____ Input data
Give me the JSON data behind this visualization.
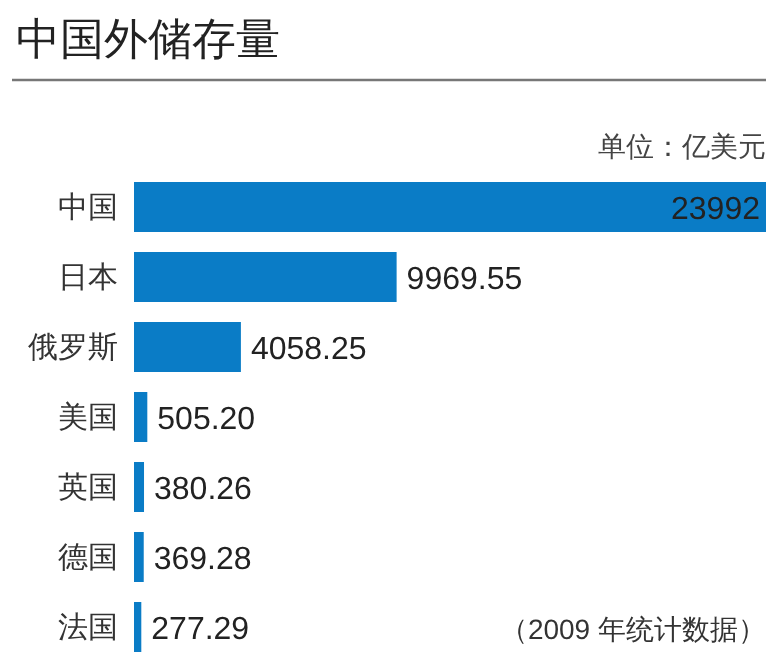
{
  "chart_data": {
    "type": "bar",
    "orientation": "horizontal",
    "title": "中国外储存量",
    "annotations": [
      "单位：亿美元",
      "（2009 年统计数据）"
    ],
    "categories": [
      "中国",
      "日本",
      "俄罗斯",
      "美国",
      "英国",
      "德国",
      "法国"
    ],
    "values": [
      23992,
      9969.55,
      4058.25,
      505.2,
      380.26,
      369.28,
      277.29
    ],
    "value_labels": [
      "23992",
      "9969.55",
      "4058.25",
      "505.20",
      "380.26",
      "369.28",
      "277.29"
    ],
    "color": "#0a7cc6"
  }
}
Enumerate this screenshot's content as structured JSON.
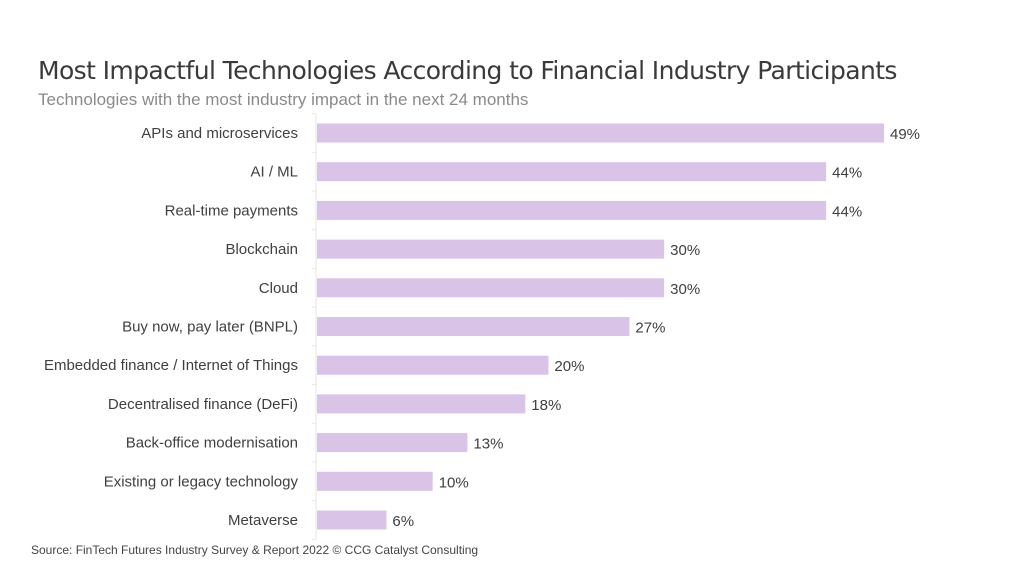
{
  "title": "Most Impactful Technologies According to Financial Industry Participants",
  "subtitle": "Technologies with the most industry impact in the next 24 months",
  "source": "Source: FinTech Futures Industry Survey & Report 2022  © CCG Catalyst Consulting",
  "colors": {
    "bar": "#d9c3e6",
    "axis": "#e6e6e6",
    "text": "#404040"
  },
  "chart_data": {
    "type": "bar",
    "orientation": "horizontal",
    "title": "Most Impactful Technologies According to Financial Industry Participants",
    "subtitle": "Technologies with the most industry impact in the next 24 months",
    "xlabel": "",
    "ylabel": "",
    "unit": "%",
    "xlim": [
      0,
      49
    ],
    "grid": false,
    "legend": "none",
    "categories": [
      "APIs and microservices",
      "AI / ML",
      "Real-time payments",
      "Blockchain",
      "Cloud",
      "Buy now, pay later (BNPL)",
      "Embedded finance / Internet of Things",
      "Decentralised finance (DeFi)",
      "Back-office modernisation",
      "Existing or legacy technology",
      "Metaverse"
    ],
    "values": [
      49,
      44,
      44,
      30,
      30,
      27,
      20,
      18,
      13,
      10,
      6
    ],
    "data_labels": [
      "49%",
      "44%",
      "44%",
      "30%",
      "30%",
      "27%",
      "20%",
      "18%",
      "13%",
      "10%",
      "6%"
    ]
  }
}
________
Gather each line of the listing containing the word "Financial" and show it.

  "title": "Most Impactful Technologies According to Financial Industry Participants",
    "title": "Most Impactful Technologies According to Financial Industry Participants",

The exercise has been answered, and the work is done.